STATED TASK =
Copy out each line that includes the word "suốt".

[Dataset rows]
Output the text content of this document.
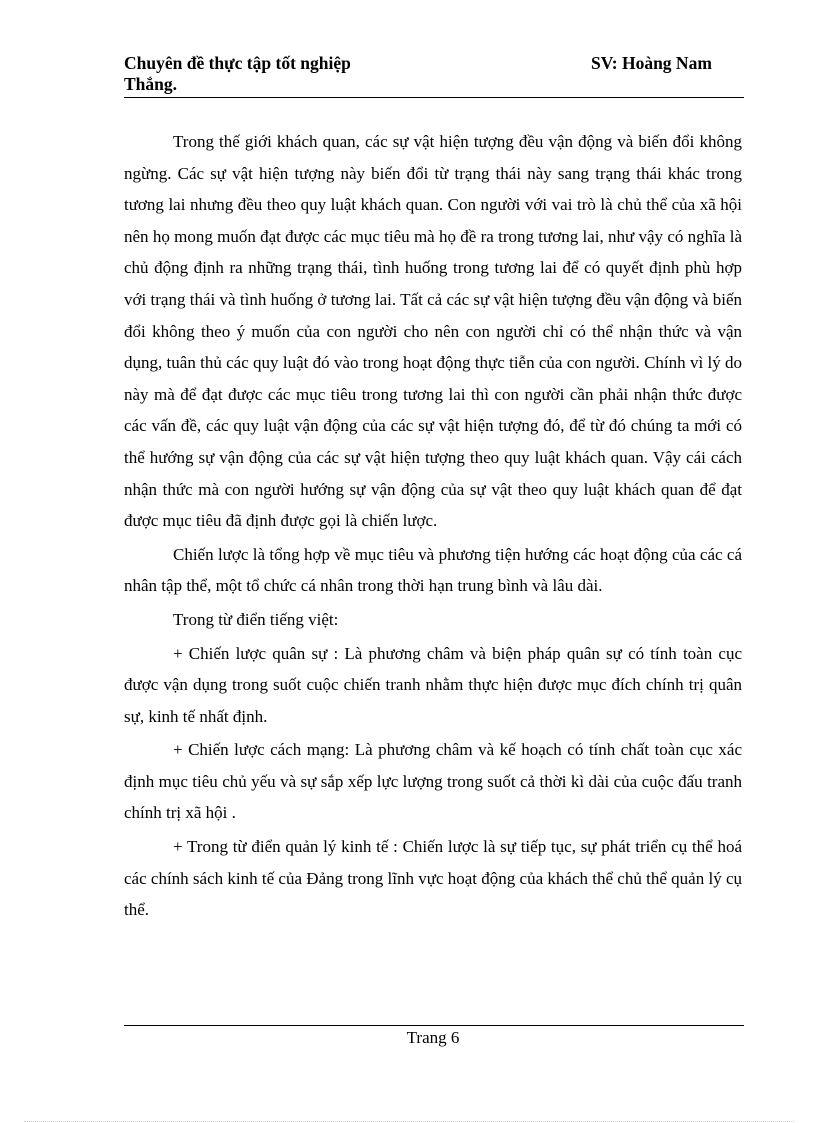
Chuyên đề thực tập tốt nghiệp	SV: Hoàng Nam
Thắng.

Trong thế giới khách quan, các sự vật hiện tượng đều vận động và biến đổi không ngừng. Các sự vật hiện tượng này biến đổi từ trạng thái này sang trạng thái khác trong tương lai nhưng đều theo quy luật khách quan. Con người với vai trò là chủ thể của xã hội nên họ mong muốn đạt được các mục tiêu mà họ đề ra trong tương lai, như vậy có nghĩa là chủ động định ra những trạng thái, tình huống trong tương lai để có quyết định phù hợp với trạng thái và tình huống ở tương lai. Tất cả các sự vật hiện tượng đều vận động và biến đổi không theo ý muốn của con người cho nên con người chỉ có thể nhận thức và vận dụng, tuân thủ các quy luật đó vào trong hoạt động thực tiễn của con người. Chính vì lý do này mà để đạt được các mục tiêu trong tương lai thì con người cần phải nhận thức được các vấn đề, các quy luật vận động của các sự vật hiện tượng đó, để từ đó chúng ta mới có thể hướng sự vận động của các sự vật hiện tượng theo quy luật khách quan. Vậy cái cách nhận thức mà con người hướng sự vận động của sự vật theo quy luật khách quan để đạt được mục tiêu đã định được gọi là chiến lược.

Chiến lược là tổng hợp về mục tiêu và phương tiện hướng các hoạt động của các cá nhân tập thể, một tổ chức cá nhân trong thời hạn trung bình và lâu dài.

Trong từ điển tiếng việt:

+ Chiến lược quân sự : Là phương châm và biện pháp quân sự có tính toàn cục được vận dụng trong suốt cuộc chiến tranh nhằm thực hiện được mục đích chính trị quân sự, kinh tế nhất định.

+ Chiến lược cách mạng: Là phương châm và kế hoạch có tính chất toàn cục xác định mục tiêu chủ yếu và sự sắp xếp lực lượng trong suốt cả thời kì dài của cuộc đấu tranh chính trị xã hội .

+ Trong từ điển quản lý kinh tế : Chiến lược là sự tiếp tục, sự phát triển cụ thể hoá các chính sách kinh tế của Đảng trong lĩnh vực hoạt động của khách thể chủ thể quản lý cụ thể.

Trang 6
...
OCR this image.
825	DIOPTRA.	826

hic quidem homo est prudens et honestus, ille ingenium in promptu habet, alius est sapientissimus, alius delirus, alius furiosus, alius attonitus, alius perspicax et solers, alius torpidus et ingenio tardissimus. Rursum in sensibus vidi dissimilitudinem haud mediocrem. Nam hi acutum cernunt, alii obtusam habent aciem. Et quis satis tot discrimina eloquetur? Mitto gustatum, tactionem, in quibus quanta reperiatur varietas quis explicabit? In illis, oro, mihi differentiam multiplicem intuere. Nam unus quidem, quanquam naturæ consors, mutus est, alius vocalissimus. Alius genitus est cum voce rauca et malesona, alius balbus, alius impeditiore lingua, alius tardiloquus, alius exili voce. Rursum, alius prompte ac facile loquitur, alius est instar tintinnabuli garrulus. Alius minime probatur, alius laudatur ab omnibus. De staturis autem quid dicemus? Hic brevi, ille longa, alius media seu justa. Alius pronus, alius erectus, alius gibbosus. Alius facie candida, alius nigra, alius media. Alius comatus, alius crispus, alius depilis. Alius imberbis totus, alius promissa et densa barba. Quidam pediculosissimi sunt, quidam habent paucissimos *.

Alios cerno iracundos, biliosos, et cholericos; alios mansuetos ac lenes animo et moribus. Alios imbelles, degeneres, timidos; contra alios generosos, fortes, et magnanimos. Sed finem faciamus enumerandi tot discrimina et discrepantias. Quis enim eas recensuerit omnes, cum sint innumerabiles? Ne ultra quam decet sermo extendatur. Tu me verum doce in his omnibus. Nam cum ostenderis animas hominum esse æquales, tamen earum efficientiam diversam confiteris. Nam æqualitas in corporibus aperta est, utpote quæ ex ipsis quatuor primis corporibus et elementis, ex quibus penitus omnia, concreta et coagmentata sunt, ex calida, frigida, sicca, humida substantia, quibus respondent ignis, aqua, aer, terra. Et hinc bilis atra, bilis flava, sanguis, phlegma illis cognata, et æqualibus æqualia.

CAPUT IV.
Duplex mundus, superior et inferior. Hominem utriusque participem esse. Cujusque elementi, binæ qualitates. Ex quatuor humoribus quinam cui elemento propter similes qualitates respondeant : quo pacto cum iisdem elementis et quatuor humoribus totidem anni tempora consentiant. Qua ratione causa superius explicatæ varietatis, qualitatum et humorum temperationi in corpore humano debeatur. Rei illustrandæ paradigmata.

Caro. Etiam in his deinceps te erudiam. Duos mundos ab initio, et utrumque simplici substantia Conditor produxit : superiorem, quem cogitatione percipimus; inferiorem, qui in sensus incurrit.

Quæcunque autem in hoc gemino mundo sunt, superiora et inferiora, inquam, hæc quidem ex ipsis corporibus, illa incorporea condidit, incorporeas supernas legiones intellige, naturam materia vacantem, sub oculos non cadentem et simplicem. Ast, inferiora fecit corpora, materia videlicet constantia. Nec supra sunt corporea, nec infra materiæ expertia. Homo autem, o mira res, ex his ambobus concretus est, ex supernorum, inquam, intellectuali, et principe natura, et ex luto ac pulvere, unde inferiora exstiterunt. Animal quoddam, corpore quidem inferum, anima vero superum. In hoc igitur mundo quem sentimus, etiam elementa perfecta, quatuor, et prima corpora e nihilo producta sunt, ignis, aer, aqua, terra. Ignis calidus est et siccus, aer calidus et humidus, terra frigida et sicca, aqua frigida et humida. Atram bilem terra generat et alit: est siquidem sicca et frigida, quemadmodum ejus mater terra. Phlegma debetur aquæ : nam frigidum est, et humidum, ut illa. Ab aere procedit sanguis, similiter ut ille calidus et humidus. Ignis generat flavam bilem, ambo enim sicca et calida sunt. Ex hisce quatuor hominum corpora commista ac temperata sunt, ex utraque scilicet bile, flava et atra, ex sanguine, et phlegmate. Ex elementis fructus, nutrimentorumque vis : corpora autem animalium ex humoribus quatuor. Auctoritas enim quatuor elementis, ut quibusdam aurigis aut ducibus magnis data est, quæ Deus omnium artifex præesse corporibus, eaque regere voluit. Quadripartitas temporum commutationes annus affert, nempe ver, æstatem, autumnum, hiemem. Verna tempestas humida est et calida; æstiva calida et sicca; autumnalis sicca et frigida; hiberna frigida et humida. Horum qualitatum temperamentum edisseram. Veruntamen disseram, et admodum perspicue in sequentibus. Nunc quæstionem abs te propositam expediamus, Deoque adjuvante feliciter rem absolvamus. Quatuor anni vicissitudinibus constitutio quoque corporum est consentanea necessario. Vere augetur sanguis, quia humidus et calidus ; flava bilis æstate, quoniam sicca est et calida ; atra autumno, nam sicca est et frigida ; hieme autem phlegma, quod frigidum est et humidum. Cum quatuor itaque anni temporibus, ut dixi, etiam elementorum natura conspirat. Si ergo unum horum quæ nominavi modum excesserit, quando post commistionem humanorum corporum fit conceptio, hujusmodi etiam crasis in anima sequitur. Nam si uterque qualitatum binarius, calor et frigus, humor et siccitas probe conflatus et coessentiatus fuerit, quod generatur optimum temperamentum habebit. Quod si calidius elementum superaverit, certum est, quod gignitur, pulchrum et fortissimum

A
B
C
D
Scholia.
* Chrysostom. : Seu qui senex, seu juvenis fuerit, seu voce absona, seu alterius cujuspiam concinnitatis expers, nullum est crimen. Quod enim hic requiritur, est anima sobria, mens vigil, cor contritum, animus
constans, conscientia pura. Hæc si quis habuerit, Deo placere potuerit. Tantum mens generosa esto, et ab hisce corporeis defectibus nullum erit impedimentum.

OUTPUT OF THE EXERCISE =
+ Chiến lược quân sự : Là phương châm và biện pháp quân sự có tính toàn cục được vận dụng trong suốt cuộc chiến tranh nhằm thực hiện được mục đích chính trị quân sự, kinh tế nhất định.
+ Chiến lược cách mạng: Là phương châm và kế hoạch có tính chất toàn cục xác định mục tiêu chủ yếu và sự sắp xếp lực lượng trong suốt cả thời kì dài của cuộc đấu tranh chính trị xã hội .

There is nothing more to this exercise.